### Dataset records
↓↓↓

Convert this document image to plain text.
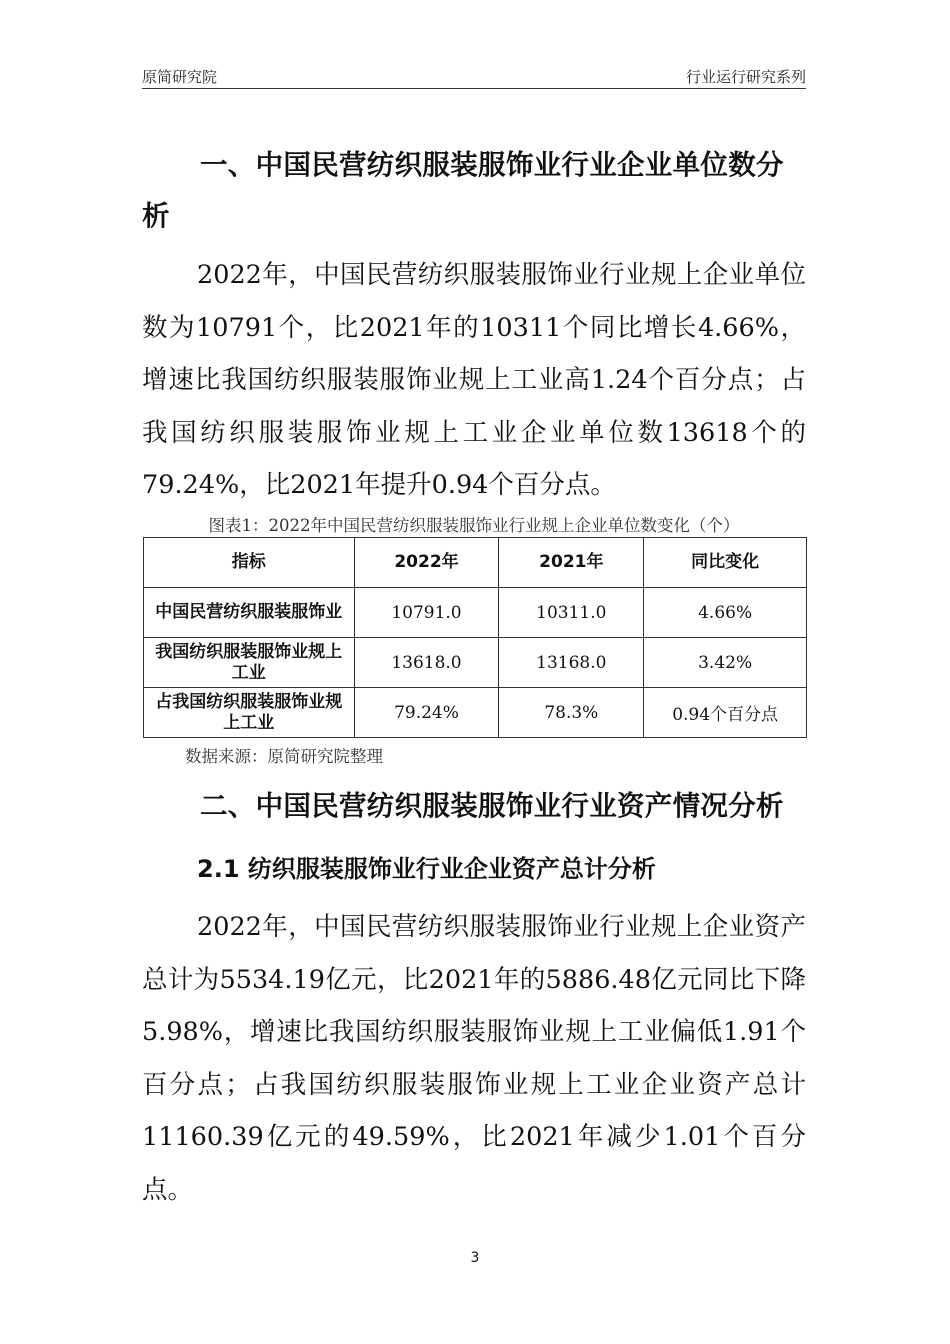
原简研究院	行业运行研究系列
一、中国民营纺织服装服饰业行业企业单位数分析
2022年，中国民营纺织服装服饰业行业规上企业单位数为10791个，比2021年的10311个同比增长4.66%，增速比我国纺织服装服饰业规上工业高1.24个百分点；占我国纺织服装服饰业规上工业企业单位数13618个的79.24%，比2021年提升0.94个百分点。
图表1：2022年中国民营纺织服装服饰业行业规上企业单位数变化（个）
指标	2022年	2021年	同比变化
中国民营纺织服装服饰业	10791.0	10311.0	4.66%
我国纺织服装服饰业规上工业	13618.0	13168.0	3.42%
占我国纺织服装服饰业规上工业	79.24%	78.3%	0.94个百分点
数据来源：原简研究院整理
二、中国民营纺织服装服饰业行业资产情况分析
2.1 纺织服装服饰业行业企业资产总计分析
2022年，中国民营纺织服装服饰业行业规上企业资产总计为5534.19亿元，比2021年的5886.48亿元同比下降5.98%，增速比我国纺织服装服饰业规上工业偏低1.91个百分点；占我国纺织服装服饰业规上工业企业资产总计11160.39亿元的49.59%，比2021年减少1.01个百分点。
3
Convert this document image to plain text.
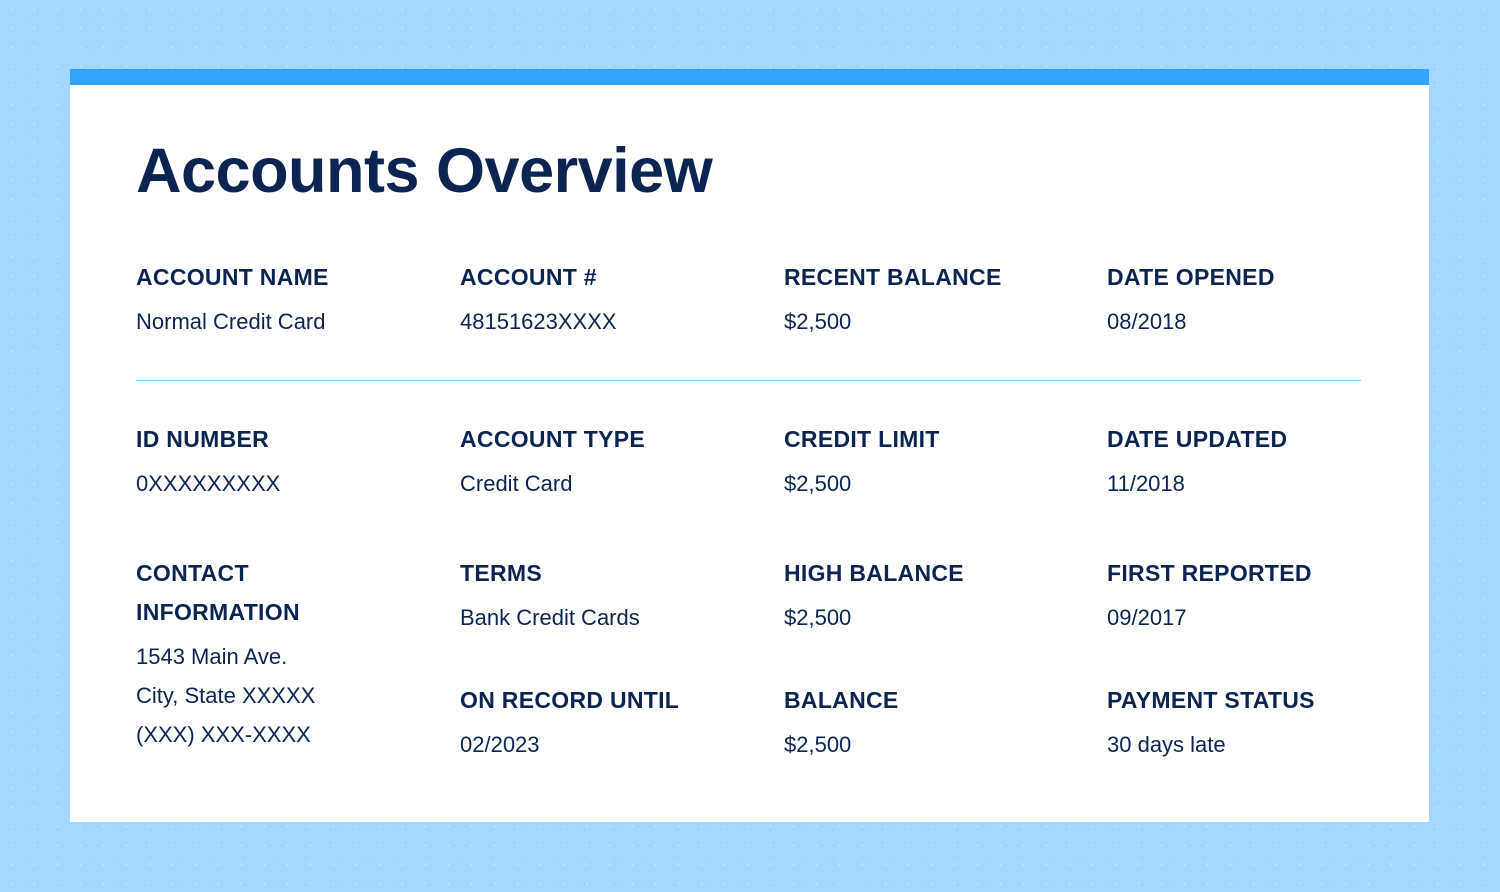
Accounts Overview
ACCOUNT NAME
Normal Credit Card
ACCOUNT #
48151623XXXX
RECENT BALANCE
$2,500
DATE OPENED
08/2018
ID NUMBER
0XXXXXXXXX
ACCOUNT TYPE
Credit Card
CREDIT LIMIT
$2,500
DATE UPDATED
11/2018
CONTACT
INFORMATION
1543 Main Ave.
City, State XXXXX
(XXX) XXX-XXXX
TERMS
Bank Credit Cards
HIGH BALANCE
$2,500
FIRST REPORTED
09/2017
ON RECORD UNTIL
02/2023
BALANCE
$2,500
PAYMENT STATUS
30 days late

↑↑↑

### DIRECTIONS FOR THIS TASK
Reproduce all entries without any change, and omit the pictures.

### ANSWER
Convert this document image to plain text.
原简研究院	行业运行研究系列
一、中国民营纺织服装服饰业行业企业单位数分析
2022年，中国民营纺织服装服饰业行业规上企业单位数为10791个，比2021年的10311个同比增长4.66%，增速比我国纺织服装服饰业规上工业高1.24个百分点；占我国纺织服装服饰业规上工业企业单位数13618个的79.24%，比2021年提升0.94个百分点。
图表1：2022年中国民营纺织服装服饰业行业规上企业单位数变化（个）
指标	2022年	2021年	同比变化
中国民营纺织服装服饰业	10791.0	10311.0	4.66%
我国纺织服装服饰业规上工业	13618.0	13168.0	3.42%
占我国纺织服装服饰业规上工业	79.24%	78.3%	0.94个百分点
数据来源：原简研究院整理
二、中国民营纺织服装服饰业行业资产情况分析
2.1 纺织服装服饰业行业企业资产总计分析
2022年，中国民营纺织服装服饰业行业规上企业资产总计为5534.19亿元，比2021年的5886.48亿元同比下降5.98%，增速比我国纺织服装服饰业规上工业偏低1.91个百分点；占我国纺织服装服饰业规上工业企业资产总计11160.39亿元的49.59%，比2021年减少1.01个百分点。
3
Convert this document image to plain text.
Accounts Overview
ACCOUNT NAME
Normal Credit Card
ACCOUNT #
48151623XXXX
RECENT BALANCE
$2,500
DATE OPENED
08/2018
ID NUMBER
0XXXXXXXXX
ACCOUNT TYPE
Credit Card
CREDIT LIMIT
$2,500
DATE UPDATED
11/2018
CONTACT
INFORMATION
1543 Main Ave.
City, State XXXXX
(XXX) XXX-XXXX
TERMS
Bank Credit Cards
HIGH BALANCE
$2,500
FIRST REPORTED
09/2017
ON RECORD UNTIL
02/2023
BALANCE
$2,500
PAYMENT STATUS
30 days late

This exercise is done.